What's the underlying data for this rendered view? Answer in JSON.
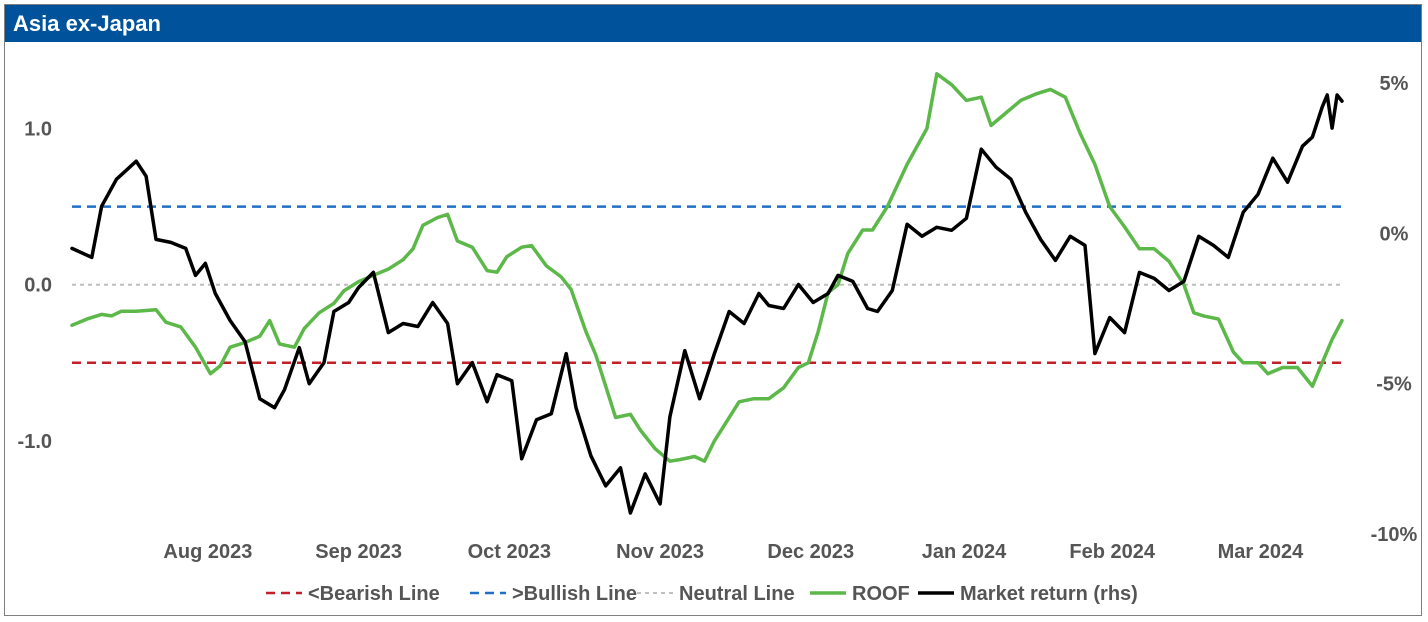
{
  "title": "Asia ex-Japan",
  "chart_data": {
    "type": "line",
    "title": "Asia ex-Japan",
    "colors": {
      "bearish": "#c0202a",
      "bullish": "#1f6fc5",
      "neutral": "#bfbfbf",
      "roof": "#5cb849",
      "market": "#000000",
      "header": "#00539b"
    },
    "x_ticks": [
      "Aug 2023",
      "Sep 2023",
      "Oct 2023",
      "Nov 2023",
      "Dec 2023",
      "Jan 2024",
      "Feb 2024",
      "Mar 2024"
    ],
    "x_range": [
      "2023-07-20",
      "2024-04-02"
    ],
    "y_left": {
      "ticks": [
        "1.0",
        "0.0",
        "-1.0"
      ],
      "tick_values": [
        1.0,
        0.0,
        -1.0
      ],
      "ylim": [
        -1.5,
        1.4
      ]
    },
    "y_right": {
      "ticks": [
        "5%",
        "0%",
        "-5%",
        "-10%"
      ],
      "tick_values": [
        5,
        0,
        -5,
        -10
      ],
      "ylim": [
        -10,
        5.2
      ]
    },
    "legend": [
      "<Bearish Line",
      ">Bullish Line",
      "Neutral Line",
      "ROOF",
      "Market return (rhs)"
    ],
    "series": [
      {
        "name": "<Bearish Line",
        "axis": "left",
        "style": "dashed",
        "constant": -0.5
      },
      {
        "name": ">Bullish Line",
        "axis": "left",
        "style": "dashed",
        "constant": 0.5
      },
      {
        "name": "Neutral Line",
        "axis": "left",
        "style": "dotted",
        "constant": 0.0
      },
      {
        "name": "ROOF",
        "axis": "left",
        "points": [
          [
            "2023-07-20",
            -0.26
          ],
          [
            "2023-07-23",
            -0.22
          ],
          [
            "2023-07-26",
            -0.19
          ],
          [
            "2023-07-28",
            -0.2
          ],
          [
            "2023-07-30",
            -0.17
          ],
          [
            "2023-08-02",
            -0.17
          ],
          [
            "2023-08-06",
            -0.16
          ],
          [
            "2023-08-08",
            -0.24
          ],
          [
            "2023-08-11",
            -0.27
          ],
          [
            "2023-08-14",
            -0.4
          ],
          [
            "2023-08-17",
            -0.57
          ],
          [
            "2023-08-19",
            -0.52
          ],
          [
            "2023-08-21",
            -0.4
          ],
          [
            "2023-08-24",
            -0.37
          ],
          [
            "2023-08-27",
            -0.33
          ],
          [
            "2023-08-29",
            -0.23
          ],
          [
            "2023-08-31",
            -0.38
          ],
          [
            "2023-09-03",
            -0.4
          ],
          [
            "2023-09-05",
            -0.28
          ],
          [
            "2023-09-08",
            -0.18
          ],
          [
            "2023-09-11",
            -0.12
          ],
          [
            "2023-09-13",
            -0.04
          ],
          [
            "2023-09-16",
            0.02
          ],
          [
            "2023-09-19",
            0.06
          ],
          [
            "2023-09-22",
            0.1
          ],
          [
            "2023-09-25",
            0.16
          ],
          [
            "2023-09-27",
            0.23
          ],
          [
            "2023-09-29",
            0.38
          ],
          [
            "2023-10-02",
            0.43
          ],
          [
            "2023-10-04",
            0.45
          ],
          [
            "2023-10-06",
            0.28
          ],
          [
            "2023-10-09",
            0.24
          ],
          [
            "2023-10-12",
            0.09
          ],
          [
            "2023-10-14",
            0.08
          ],
          [
            "2023-10-16",
            0.18
          ],
          [
            "2023-10-19",
            0.24
          ],
          [
            "2023-10-21",
            0.25
          ],
          [
            "2023-10-24",
            0.12
          ],
          [
            "2023-10-27",
            0.05
          ],
          [
            "2023-10-29",
            -0.03
          ],
          [
            "2023-11-01",
            -0.3
          ],
          [
            "2023-11-03",
            -0.45
          ],
          [
            "2023-11-05",
            -0.65
          ],
          [
            "2023-11-07",
            -0.85
          ],
          [
            "2023-11-10",
            -0.83
          ],
          [
            "2023-11-12",
            -0.93
          ],
          [
            "2023-11-15",
            -1.05
          ],
          [
            "2023-11-18",
            -1.13
          ],
          [
            "2023-11-20",
            -1.12
          ],
          [
            "2023-11-23",
            -1.1
          ],
          [
            "2023-11-25",
            -1.13
          ],
          [
            "2023-11-27",
            -1.0
          ],
          [
            "2023-11-29",
            -0.9
          ],
          [
            "2023-12-02",
            -0.75
          ],
          [
            "2023-12-05",
            -0.73
          ],
          [
            "2023-12-08",
            -0.73
          ],
          [
            "2023-12-11",
            -0.66
          ],
          [
            "2023-12-14",
            -0.53
          ],
          [
            "2023-12-16",
            -0.5
          ],
          [
            "2023-12-18",
            -0.3
          ],
          [
            "2023-12-20",
            -0.05
          ],
          [
            "2023-12-22",
            0.0
          ],
          [
            "2023-12-24",
            0.2
          ],
          [
            "2023-12-27",
            0.35
          ],
          [
            "2023-12-29",
            0.35
          ],
          [
            "2024-01-01",
            0.5
          ],
          [
            "2024-01-05",
            0.77
          ],
          [
            "2024-01-09",
            1.0
          ],
          [
            "2024-01-11",
            1.35
          ],
          [
            "2024-01-14",
            1.28
          ],
          [
            "2024-01-17",
            1.18
          ],
          [
            "2024-01-20",
            1.2
          ],
          [
            "2024-01-22",
            1.02
          ],
          [
            "2024-01-25",
            1.1
          ],
          [
            "2024-01-28",
            1.18
          ],
          [
            "2024-01-31",
            1.22
          ],
          [
            "2024-02-03",
            1.25
          ],
          [
            "2024-02-06",
            1.2
          ],
          [
            "2024-02-09",
            0.97
          ],
          [
            "2024-02-12",
            0.77
          ],
          [
            "2024-02-15",
            0.5
          ],
          [
            "2024-02-18",
            0.37
          ],
          [
            "2024-02-21",
            0.23
          ],
          [
            "2024-02-24",
            0.23
          ],
          [
            "2024-02-27",
            0.15
          ],
          [
            "2024-03-01",
            0.0
          ],
          [
            "2024-03-03",
            -0.18
          ],
          [
            "2024-03-05",
            -0.2
          ],
          [
            "2024-03-08",
            -0.22
          ],
          [
            "2024-03-11",
            -0.43
          ],
          [
            "2024-03-13",
            -0.5
          ],
          [
            "2024-03-16",
            -0.5
          ],
          [
            "2024-03-18",
            -0.57
          ],
          [
            "2024-03-21",
            -0.53
          ],
          [
            "2024-03-24",
            -0.53
          ],
          [
            "2024-03-27",
            -0.65
          ],
          [
            "2024-03-29",
            -0.5
          ],
          [
            "2024-03-31",
            -0.35
          ],
          [
            "2024-04-02",
            -0.23
          ]
        ]
      },
      {
        "name": "Market return (rhs)",
        "axis": "right",
        "points": [
          [
            "2023-07-20",
            -0.5
          ],
          [
            "2023-07-24",
            -0.8
          ],
          [
            "2023-07-26",
            0.9
          ],
          [
            "2023-07-29",
            1.8
          ],
          [
            "2023-08-02",
            2.4
          ],
          [
            "2023-08-04",
            1.9
          ],
          [
            "2023-08-06",
            -0.2
          ],
          [
            "2023-08-09",
            -0.3
          ],
          [
            "2023-08-12",
            -0.5
          ],
          [
            "2023-08-14",
            -1.4
          ],
          [
            "2023-08-16",
            -1.0
          ],
          [
            "2023-08-18",
            -2.0
          ],
          [
            "2023-08-21",
            -2.9
          ],
          [
            "2023-08-24",
            -3.6
          ],
          [
            "2023-08-27",
            -5.5
          ],
          [
            "2023-08-30",
            -5.8
          ],
          [
            "2023-09-01",
            -5.2
          ],
          [
            "2023-09-04",
            -3.8
          ],
          [
            "2023-09-06",
            -5.0
          ],
          [
            "2023-09-09",
            -4.3
          ],
          [
            "2023-09-11",
            -2.6
          ],
          [
            "2023-09-14",
            -2.3
          ],
          [
            "2023-09-16",
            -1.8
          ],
          [
            "2023-09-19",
            -1.3
          ],
          [
            "2023-09-22",
            -3.3
          ],
          [
            "2023-09-25",
            -3.0
          ],
          [
            "2023-09-28",
            -3.1
          ],
          [
            "2023-10-01",
            -2.3
          ],
          [
            "2023-10-04",
            -3.0
          ],
          [
            "2023-10-06",
            -5.0
          ],
          [
            "2023-10-09",
            -4.3
          ],
          [
            "2023-10-12",
            -5.6
          ],
          [
            "2023-10-14",
            -4.7
          ],
          [
            "2023-10-17",
            -4.9
          ],
          [
            "2023-10-19",
            -7.5
          ],
          [
            "2023-10-22",
            -6.2
          ],
          [
            "2023-10-25",
            -6.0
          ],
          [
            "2023-10-28",
            -4.0
          ],
          [
            "2023-10-30",
            -5.8
          ],
          [
            "2023-11-02",
            -7.4
          ],
          [
            "2023-11-05",
            -8.4
          ],
          [
            "2023-11-08",
            -7.8
          ],
          [
            "2023-11-10",
            -9.3
          ],
          [
            "2023-11-13",
            -8.0
          ],
          [
            "2023-11-16",
            -9.0
          ],
          [
            "2023-11-18",
            -6.1
          ],
          [
            "2023-11-21",
            -3.9
          ],
          [
            "2023-11-24",
            -5.5
          ],
          [
            "2023-11-27",
            -4.0
          ],
          [
            "2023-11-30",
            -2.6
          ],
          [
            "2023-12-03",
            -3.0
          ],
          [
            "2023-12-06",
            -2.0
          ],
          [
            "2023-12-08",
            -2.4
          ],
          [
            "2023-12-11",
            -2.5
          ],
          [
            "2023-12-14",
            -1.7
          ],
          [
            "2023-12-17",
            -2.3
          ],
          [
            "2023-12-20",
            -2.0
          ],
          [
            "2023-12-22",
            -1.4
          ],
          [
            "2023-12-25",
            -1.6
          ],
          [
            "2023-12-28",
            -2.5
          ],
          [
            "2023-12-30",
            -2.6
          ],
          [
            "2024-01-02",
            -1.9
          ],
          [
            "2024-01-05",
            0.3
          ],
          [
            "2024-01-08",
            -0.1
          ],
          [
            "2024-01-11",
            0.2
          ],
          [
            "2024-01-14",
            0.1
          ],
          [
            "2024-01-17",
            0.5
          ],
          [
            "2024-01-20",
            2.8
          ],
          [
            "2024-01-23",
            2.2
          ],
          [
            "2024-01-26",
            1.8
          ],
          [
            "2024-01-29",
            0.7
          ],
          [
            "2024-02-01",
            -0.2
          ],
          [
            "2024-02-04",
            -0.9
          ],
          [
            "2024-02-07",
            -0.1
          ],
          [
            "2024-02-10",
            -0.4
          ],
          [
            "2024-02-12",
            -4.0
          ],
          [
            "2024-02-15",
            -2.8
          ],
          [
            "2024-02-18",
            -3.3
          ],
          [
            "2024-02-21",
            -1.3
          ],
          [
            "2024-02-24",
            -1.5
          ],
          [
            "2024-02-27",
            -1.9
          ],
          [
            "2024-03-01",
            -1.6
          ],
          [
            "2024-03-04",
            -0.1
          ],
          [
            "2024-03-07",
            -0.4
          ],
          [
            "2024-03-10",
            -0.8
          ],
          [
            "2024-03-13",
            0.7
          ],
          [
            "2024-03-16",
            1.3
          ],
          [
            "2024-03-19",
            2.5
          ],
          [
            "2024-03-22",
            1.7
          ],
          [
            "2024-03-25",
            2.9
          ],
          [
            "2024-03-27",
            3.2
          ],
          [
            "2024-03-29",
            4.2
          ],
          [
            "2024-03-30",
            4.6
          ],
          [
            "2024-03-31",
            3.5
          ],
          [
            "2024-04-01",
            4.6
          ],
          [
            "2024-04-02",
            4.4
          ]
        ]
      }
    ]
  }
}
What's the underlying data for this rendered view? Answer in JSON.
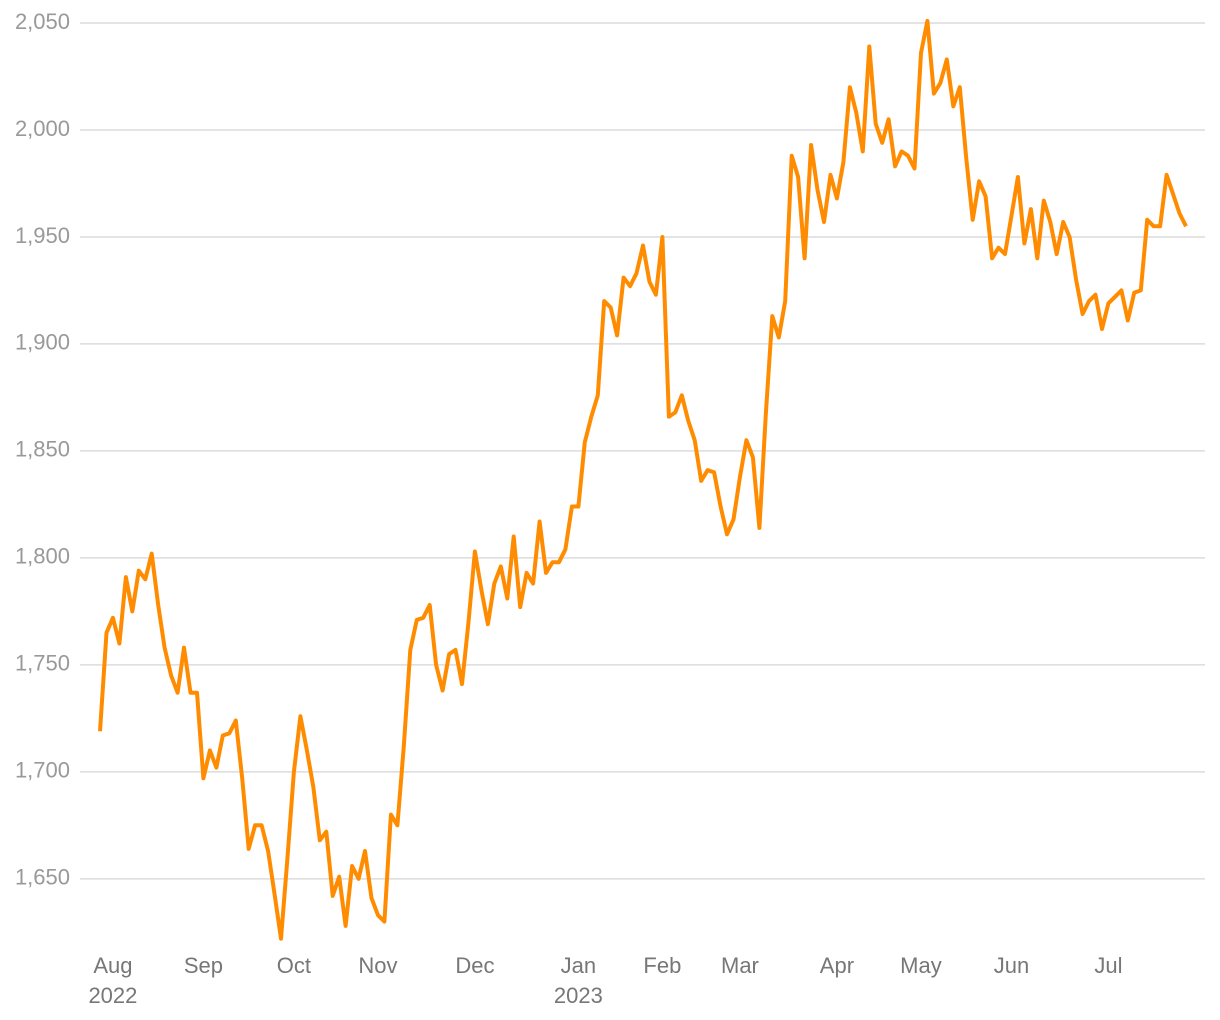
{
  "chart_data": {
    "type": "line",
    "categories": [
      null,
      null,
      "Aug 2022",
      null,
      null,
      null,
      null,
      null,
      null,
      null,
      null,
      null,
      null,
      null,
      null,
      null,
      "Sep",
      null,
      null,
      null,
      null,
      null,
      null,
      null,
      null,
      null,
      null,
      null,
      null,
      null,
      "Oct",
      null,
      null,
      null,
      null,
      null,
      null,
      null,
      null,
      null,
      null,
      null,
      null,
      "Nov",
      null,
      null,
      null,
      null,
      null,
      null,
      null,
      null,
      null,
      null,
      null,
      null,
      null,
      null,
      "Dec",
      null,
      null,
      null,
      null,
      null,
      null,
      null,
      null,
      null,
      null,
      null,
      null,
      null,
      null,
      null,
      "Jan 2023",
      null,
      null,
      null,
      null,
      null,
      null,
      null,
      null,
      null,
      null,
      null,
      null,
      "Feb",
      null,
      null,
      null,
      null,
      null,
      null,
      null,
      null,
      null,
      null,
      null,
      "Mar",
      null,
      null,
      null,
      null,
      null,
      null,
      null,
      null,
      null,
      null,
      null,
      null,
      null,
      null,
      "Apr",
      null,
      null,
      null,
      null,
      null,
      null,
      null,
      null,
      null,
      null,
      null,
      null,
      "May",
      null,
      null,
      null,
      null,
      null,
      null,
      null,
      null,
      null,
      null,
      null,
      null,
      null,
      "Jun",
      null,
      null,
      null,
      null,
      null,
      null,
      null,
      null,
      null,
      null,
      null,
      null,
      null,
      null,
      "Jul",
      null,
      null,
      null,
      null,
      null,
      null,
      null,
      null,
      null,
      null,
      null,
      null
    ],
    "series": [
      {
        "color": "#ff8c00",
        "values": [
          1719,
          1765,
          1772,
          1760,
          1791,
          1775,
          1794,
          1790,
          1802,
          1778,
          1758,
          1745,
          1737,
          1758,
          1737,
          1737,
          1697,
          1710,
          1702,
          1717,
          1718,
          1724,
          1697,
          1664,
          1675,
          1675,
          1663,
          1643,
          1622,
          1660,
          1700,
          1726,
          1710,
          1693,
          1668,
          1672,
          1642,
          1651,
          1628,
          1656,
          1650,
          1663,
          1641,
          1633,
          1630,
          1680,
          1675,
          1712,
          1757,
          1771,
          1772,
          1778,
          1750,
          1738,
          1755,
          1757,
          1741,
          1770,
          1803,
          1785,
          1769,
          1788,
          1796,
          1781,
          1810,
          1777,
          1793,
          1788,
          1817,
          1793,
          1798,
          1798,
          1804,
          1824,
          1824,
          1854,
          1866,
          1876,
          1920,
          1917,
          1904,
          1931,
          1927,
          1933,
          1946,
          1929,
          1923,
          1950,
          1866,
          1868,
          1876,
          1864,
          1855,
          1836,
          1841,
          1840,
          1824,
          1811,
          1818,
          1838,
          1855,
          1847,
          1814,
          1867,
          1913,
          1903,
          1920,
          1988,
          1978,
          1940,
          1993,
          1972,
          1957,
          1979,
          1968,
          1985,
          2020,
          2008,
          1990,
          2039,
          2003,
          1994,
          2005,
          1983,
          1990,
          1988,
          1982,
          2036,
          2051,
          2017,
          2022,
          2033,
          2011,
          2020,
          1987,
          1958,
          1976,
          1969,
          1940,
          1945,
          1942,
          1960,
          1978,
          1947,
          1963,
          1940,
          1967,
          1957,
          1942,
          1957,
          1950,
          1930,
          1914,
          1920,
          1923,
          1907,
          1919,
          1922,
          1925,
          1911,
          1924,
          1925,
          1958,
          1955,
          1955,
          1979,
          1970,
          1961,
          1955
        ]
      }
    ],
    "ylim": [
      1620,
      2050
    ],
    "yticks": [
      {
        "value": 1650,
        "label": "1,650"
      },
      {
        "value": 1700,
        "label": "1,700"
      },
      {
        "value": 1750,
        "label": "1,750"
      },
      {
        "value": 1800,
        "label": "1,800"
      },
      {
        "value": 1850,
        "label": "1,850"
      },
      {
        "value": 1900,
        "label": "1,900"
      },
      {
        "value": 1950,
        "label": "1,950"
      },
      {
        "value": 2000,
        "label": "2,000"
      },
      {
        "value": 2050,
        "label": "2,050"
      }
    ],
    "grid": true
  }
}
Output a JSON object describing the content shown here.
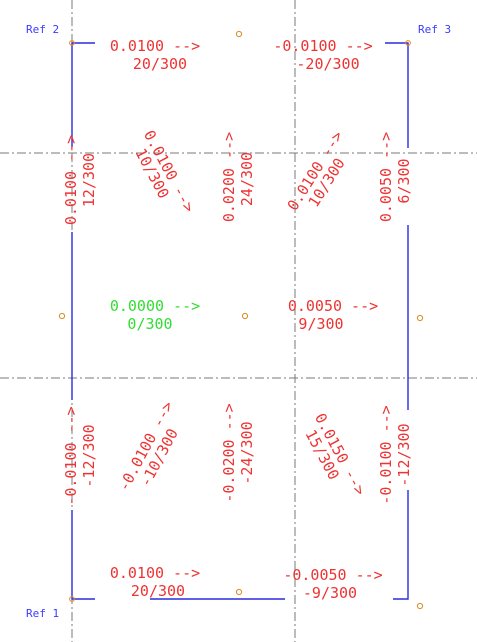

• [Stated task]: Go through the material and select each line with the string "title" in it.

• [Response to this exercise]:
  "title": "Asia ex-Japan",
    "title": "Asia ex-Japan",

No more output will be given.